## Aim of the task:
Every line that includes the word "bottom" is to be listed.
===== Information provided =====
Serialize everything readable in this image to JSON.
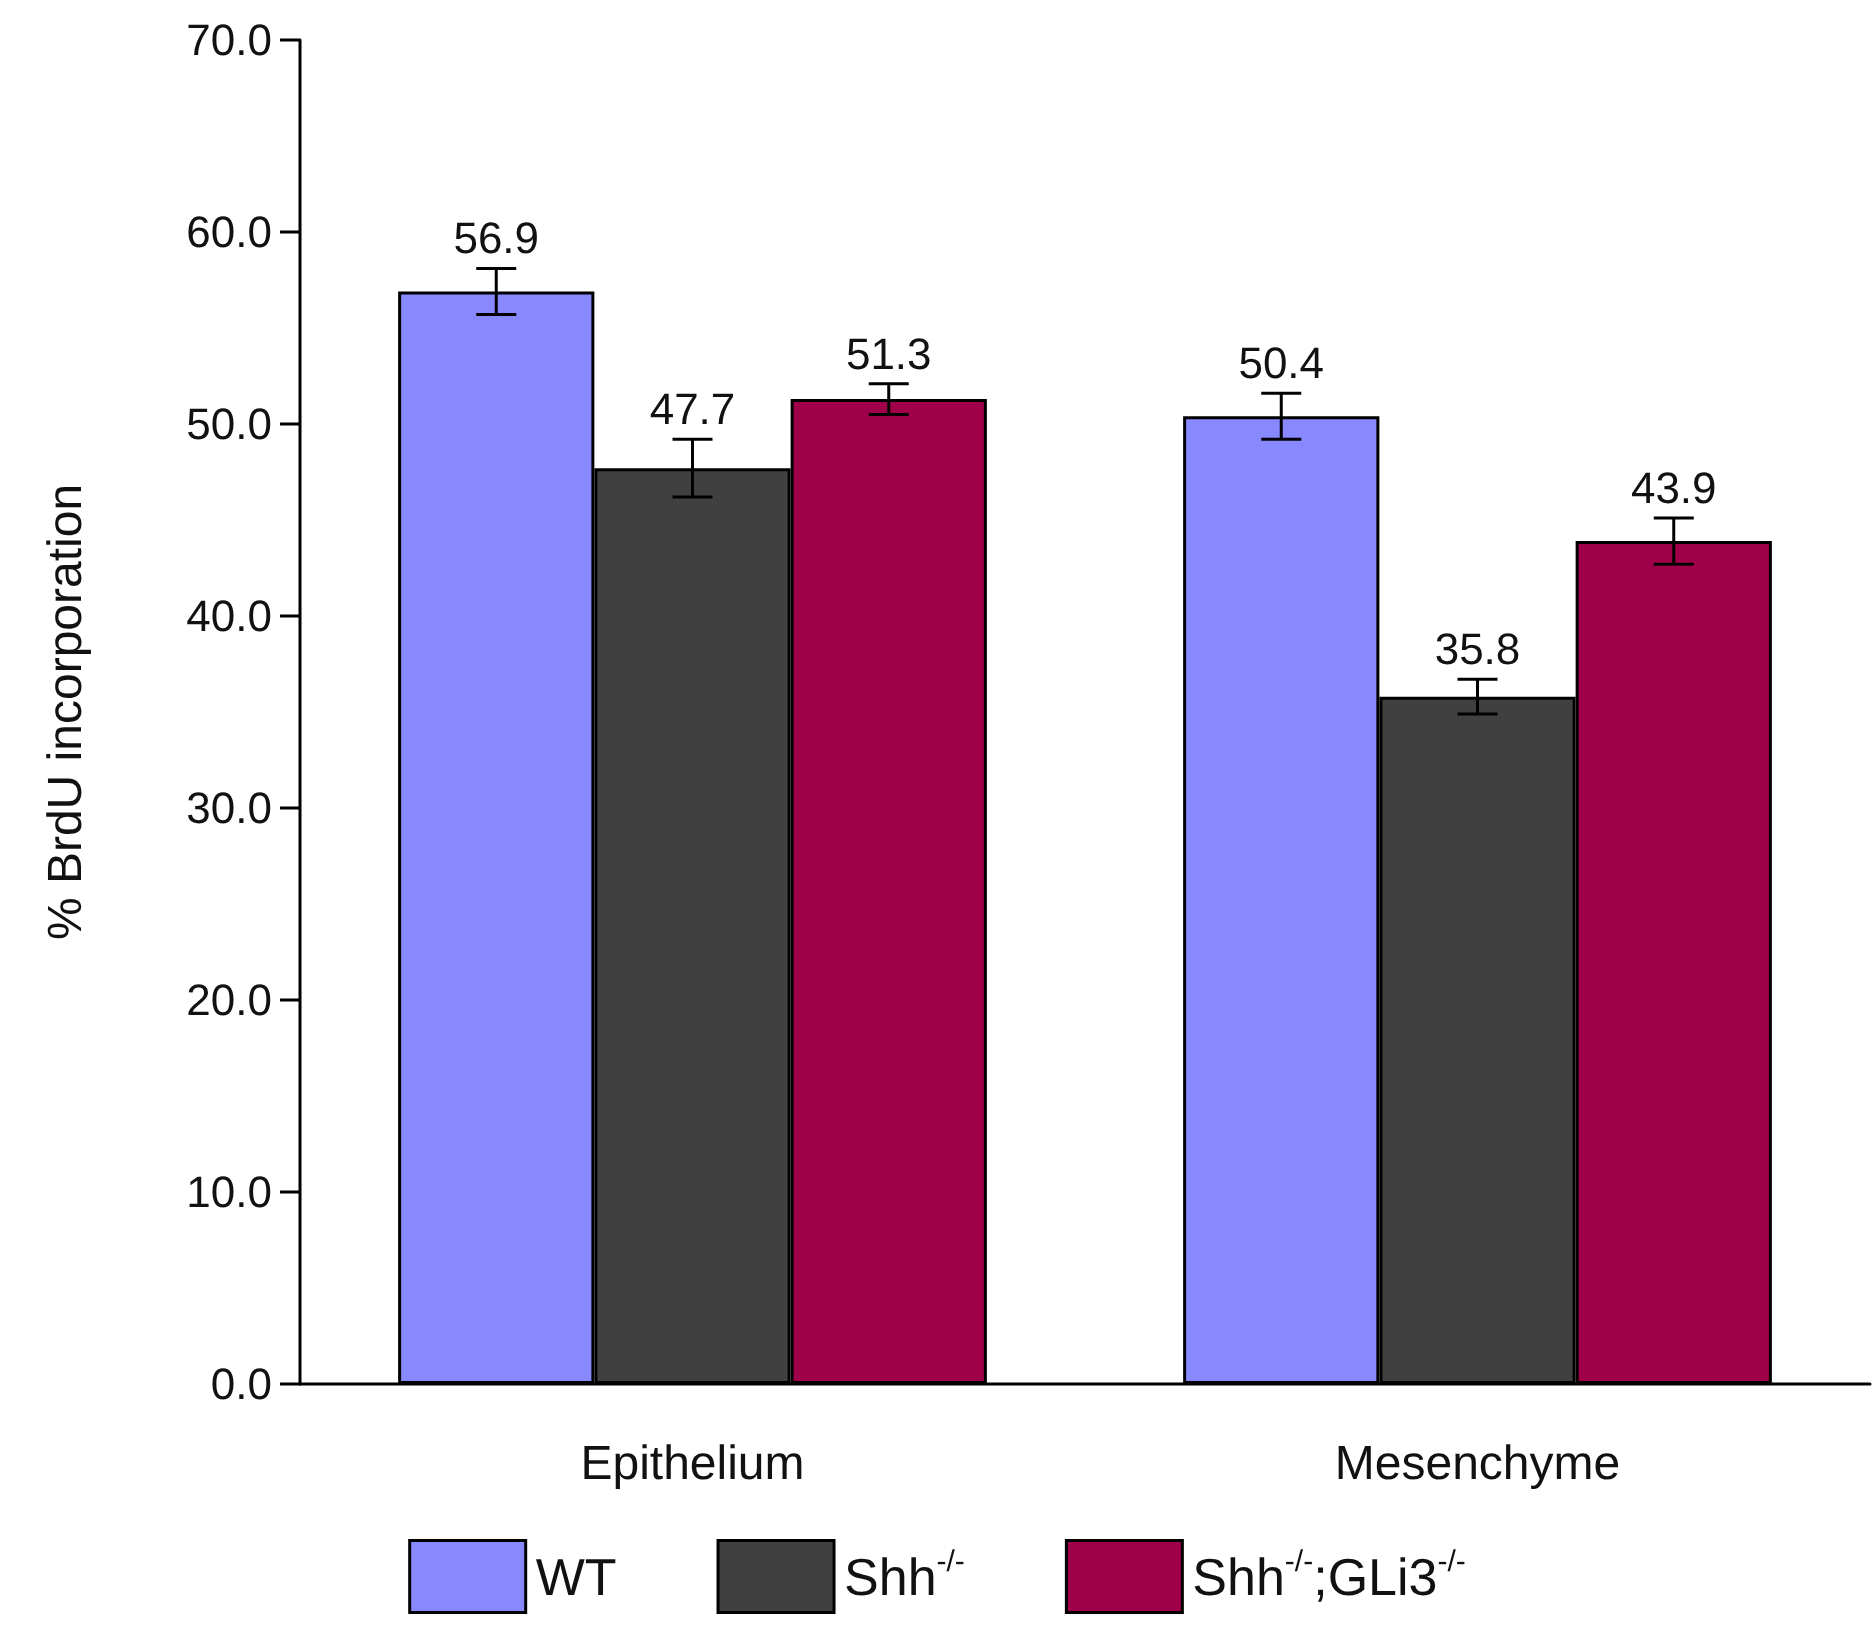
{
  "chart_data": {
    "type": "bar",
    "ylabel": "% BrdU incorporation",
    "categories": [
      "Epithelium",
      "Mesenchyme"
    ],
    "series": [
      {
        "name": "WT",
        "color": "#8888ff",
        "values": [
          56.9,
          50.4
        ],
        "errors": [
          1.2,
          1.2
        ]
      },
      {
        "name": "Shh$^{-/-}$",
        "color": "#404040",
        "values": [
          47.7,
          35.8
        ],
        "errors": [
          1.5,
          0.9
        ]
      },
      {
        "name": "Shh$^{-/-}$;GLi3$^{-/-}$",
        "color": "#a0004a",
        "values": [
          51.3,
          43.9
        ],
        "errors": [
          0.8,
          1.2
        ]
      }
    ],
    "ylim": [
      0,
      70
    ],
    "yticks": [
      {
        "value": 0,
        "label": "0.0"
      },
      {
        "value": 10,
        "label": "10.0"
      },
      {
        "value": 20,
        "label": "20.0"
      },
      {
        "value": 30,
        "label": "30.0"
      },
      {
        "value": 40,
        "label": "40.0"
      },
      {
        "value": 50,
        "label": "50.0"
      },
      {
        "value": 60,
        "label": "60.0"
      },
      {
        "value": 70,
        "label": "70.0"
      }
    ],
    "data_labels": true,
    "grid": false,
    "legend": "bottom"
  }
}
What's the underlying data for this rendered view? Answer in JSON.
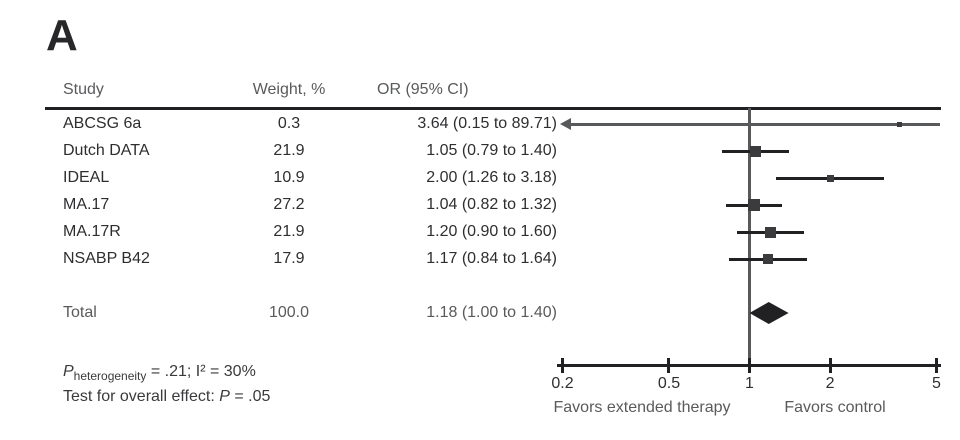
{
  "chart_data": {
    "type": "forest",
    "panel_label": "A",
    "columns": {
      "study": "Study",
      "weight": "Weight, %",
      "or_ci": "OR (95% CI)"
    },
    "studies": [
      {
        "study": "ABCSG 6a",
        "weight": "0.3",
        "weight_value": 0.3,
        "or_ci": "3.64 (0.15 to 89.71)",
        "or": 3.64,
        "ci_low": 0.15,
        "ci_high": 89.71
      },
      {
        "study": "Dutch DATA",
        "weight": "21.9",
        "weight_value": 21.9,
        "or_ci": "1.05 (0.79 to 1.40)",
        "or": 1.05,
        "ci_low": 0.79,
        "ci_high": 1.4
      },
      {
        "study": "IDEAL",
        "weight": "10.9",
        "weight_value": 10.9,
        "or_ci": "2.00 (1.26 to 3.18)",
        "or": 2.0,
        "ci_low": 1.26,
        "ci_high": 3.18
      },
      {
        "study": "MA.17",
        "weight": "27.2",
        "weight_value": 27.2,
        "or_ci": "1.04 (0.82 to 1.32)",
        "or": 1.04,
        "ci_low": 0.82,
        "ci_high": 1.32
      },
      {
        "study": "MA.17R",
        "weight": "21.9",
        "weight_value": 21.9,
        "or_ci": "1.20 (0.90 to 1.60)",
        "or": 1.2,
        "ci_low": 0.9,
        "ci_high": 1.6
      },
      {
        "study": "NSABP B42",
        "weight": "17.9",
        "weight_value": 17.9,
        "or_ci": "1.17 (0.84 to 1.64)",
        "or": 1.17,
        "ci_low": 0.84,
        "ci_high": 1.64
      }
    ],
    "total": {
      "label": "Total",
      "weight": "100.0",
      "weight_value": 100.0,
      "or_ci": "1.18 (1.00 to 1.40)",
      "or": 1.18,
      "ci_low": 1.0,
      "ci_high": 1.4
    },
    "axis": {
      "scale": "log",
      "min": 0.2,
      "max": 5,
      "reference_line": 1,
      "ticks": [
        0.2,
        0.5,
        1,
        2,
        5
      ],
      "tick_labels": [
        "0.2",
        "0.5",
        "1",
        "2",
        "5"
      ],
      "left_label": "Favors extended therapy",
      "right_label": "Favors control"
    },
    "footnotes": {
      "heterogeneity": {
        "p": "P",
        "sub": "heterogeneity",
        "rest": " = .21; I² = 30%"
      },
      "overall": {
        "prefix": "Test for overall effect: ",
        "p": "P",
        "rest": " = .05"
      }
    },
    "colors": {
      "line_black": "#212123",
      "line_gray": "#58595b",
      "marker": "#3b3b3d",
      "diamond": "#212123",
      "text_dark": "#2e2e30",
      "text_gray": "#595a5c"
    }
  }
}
=====
===== Information provided =====
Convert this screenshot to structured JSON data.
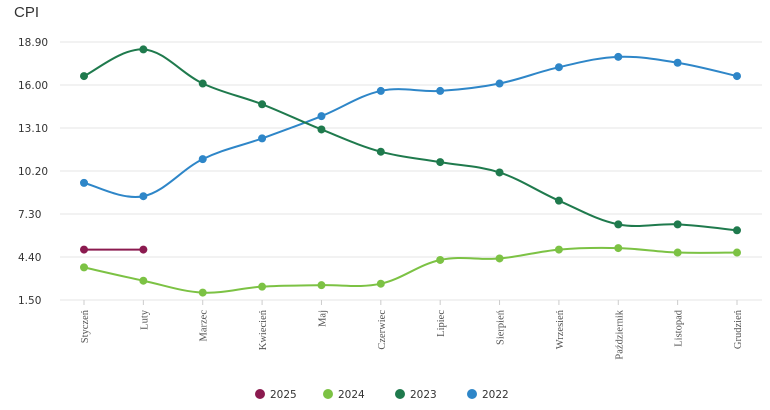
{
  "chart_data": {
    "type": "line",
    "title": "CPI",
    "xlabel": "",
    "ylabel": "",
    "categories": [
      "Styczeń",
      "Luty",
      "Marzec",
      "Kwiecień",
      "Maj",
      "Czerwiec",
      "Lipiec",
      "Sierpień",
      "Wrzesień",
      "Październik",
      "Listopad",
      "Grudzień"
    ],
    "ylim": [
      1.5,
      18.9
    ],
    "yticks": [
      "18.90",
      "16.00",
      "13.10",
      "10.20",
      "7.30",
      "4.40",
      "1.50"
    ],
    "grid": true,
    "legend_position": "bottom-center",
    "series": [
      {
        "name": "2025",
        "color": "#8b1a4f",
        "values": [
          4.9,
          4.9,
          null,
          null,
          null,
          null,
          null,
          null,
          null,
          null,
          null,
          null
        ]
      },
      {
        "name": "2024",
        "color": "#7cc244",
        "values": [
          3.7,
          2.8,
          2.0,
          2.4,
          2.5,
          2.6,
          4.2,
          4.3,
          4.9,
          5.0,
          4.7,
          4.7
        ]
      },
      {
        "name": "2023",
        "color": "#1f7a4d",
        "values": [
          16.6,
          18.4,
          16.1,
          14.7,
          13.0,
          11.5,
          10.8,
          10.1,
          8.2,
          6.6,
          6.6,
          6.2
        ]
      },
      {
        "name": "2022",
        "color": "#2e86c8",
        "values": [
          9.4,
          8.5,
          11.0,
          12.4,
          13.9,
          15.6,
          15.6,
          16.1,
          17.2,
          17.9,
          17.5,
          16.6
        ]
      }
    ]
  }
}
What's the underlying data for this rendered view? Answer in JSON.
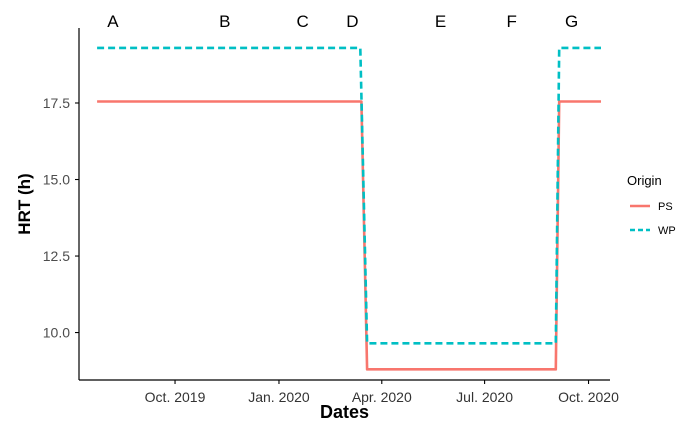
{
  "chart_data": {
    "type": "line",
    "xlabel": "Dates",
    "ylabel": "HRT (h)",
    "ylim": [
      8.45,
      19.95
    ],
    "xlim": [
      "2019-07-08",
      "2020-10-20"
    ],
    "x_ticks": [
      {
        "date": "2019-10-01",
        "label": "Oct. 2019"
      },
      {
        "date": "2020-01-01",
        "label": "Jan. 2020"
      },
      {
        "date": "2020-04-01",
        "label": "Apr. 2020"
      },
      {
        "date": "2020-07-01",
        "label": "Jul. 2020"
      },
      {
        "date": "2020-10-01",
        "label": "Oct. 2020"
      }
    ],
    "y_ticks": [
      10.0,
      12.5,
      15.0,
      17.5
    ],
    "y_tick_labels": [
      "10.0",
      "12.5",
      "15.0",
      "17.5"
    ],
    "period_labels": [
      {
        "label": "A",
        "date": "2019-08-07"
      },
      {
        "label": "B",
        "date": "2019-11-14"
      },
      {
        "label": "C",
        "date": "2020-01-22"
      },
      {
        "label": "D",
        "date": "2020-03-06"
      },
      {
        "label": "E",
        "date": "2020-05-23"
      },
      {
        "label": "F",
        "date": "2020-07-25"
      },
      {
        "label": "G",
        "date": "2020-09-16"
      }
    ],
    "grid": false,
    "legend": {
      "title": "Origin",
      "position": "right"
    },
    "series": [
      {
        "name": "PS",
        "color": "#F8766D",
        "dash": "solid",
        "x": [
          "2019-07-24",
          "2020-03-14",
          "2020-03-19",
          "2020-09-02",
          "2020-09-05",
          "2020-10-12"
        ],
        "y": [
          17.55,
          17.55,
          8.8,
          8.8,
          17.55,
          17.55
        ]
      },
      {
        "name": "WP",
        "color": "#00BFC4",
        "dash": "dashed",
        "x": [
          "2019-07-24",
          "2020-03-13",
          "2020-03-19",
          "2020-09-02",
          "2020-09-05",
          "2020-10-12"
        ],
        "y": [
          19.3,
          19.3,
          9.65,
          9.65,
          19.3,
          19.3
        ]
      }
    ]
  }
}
=====
## Exercise answer:
    "legend": "bottom"
    "legend_position": "bottom-center",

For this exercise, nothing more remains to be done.